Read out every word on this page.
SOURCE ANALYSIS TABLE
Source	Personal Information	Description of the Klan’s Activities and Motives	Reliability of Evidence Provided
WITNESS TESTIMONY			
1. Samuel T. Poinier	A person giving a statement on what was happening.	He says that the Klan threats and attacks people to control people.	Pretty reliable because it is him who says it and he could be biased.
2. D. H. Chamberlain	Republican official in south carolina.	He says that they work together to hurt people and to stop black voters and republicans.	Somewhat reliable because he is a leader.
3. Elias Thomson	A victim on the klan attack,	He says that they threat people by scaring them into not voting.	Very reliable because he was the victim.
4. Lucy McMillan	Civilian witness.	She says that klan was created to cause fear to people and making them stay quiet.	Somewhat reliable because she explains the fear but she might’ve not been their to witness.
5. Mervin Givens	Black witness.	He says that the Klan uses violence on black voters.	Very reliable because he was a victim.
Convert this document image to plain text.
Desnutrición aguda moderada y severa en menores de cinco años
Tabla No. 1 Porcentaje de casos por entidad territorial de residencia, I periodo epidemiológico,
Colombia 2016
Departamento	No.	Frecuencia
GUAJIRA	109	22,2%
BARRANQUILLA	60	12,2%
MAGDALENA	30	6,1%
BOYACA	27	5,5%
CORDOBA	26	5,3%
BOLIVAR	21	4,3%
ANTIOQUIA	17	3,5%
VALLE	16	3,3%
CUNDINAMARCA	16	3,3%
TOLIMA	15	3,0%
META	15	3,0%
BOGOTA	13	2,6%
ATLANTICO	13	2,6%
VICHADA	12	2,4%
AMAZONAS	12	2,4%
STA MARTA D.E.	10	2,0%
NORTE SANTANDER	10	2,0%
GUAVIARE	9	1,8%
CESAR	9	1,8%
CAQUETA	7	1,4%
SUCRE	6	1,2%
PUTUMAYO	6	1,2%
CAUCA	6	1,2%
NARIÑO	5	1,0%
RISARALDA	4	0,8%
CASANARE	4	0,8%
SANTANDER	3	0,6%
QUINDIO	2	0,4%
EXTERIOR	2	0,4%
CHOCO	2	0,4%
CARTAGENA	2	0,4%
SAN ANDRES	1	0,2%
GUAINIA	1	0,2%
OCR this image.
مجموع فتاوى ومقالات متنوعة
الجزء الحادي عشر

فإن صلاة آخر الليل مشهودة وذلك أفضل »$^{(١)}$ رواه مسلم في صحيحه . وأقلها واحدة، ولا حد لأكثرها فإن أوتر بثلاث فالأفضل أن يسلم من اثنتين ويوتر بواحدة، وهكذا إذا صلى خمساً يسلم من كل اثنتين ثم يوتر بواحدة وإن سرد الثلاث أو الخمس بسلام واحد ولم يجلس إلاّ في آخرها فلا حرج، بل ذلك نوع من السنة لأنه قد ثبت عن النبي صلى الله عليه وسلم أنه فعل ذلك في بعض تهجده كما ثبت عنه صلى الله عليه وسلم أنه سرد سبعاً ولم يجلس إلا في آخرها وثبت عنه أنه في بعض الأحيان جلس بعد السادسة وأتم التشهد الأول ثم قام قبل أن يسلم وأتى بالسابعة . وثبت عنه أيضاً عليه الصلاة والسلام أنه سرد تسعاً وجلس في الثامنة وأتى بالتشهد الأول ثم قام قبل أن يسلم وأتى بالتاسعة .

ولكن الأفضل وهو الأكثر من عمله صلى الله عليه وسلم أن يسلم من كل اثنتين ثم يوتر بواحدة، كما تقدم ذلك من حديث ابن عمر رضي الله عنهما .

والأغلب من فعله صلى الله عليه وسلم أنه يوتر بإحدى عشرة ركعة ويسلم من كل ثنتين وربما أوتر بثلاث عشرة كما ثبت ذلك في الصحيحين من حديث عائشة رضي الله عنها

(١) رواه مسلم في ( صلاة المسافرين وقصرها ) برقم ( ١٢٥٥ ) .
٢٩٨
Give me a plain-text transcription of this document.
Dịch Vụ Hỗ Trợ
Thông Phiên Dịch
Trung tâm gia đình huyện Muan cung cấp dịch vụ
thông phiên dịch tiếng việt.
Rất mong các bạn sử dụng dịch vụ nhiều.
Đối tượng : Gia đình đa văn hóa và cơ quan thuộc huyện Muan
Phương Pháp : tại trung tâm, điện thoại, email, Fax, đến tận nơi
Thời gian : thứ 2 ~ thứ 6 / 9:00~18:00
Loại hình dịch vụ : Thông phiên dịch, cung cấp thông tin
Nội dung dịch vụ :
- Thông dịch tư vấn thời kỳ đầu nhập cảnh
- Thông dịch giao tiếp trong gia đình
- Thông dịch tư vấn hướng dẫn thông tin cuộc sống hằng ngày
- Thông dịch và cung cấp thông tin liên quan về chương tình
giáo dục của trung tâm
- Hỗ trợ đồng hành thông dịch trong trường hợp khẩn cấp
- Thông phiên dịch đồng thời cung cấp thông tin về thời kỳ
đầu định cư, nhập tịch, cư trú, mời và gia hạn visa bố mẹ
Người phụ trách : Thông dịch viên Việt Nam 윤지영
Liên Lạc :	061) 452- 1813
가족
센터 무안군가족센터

= = = = =

Go through the material above and copy each line that has the word "cung".

Trung tâm gia đình huyện Muan cung cấp dịch vụ
Loại hình dịch vụ : Thông phiên dịch, cung cấp thông tin
- Thông dịch và cung cấp thông tin liên quan về chương tình
- Thông phiên dịch đồng thời cung cấp thông tin về thời kỳ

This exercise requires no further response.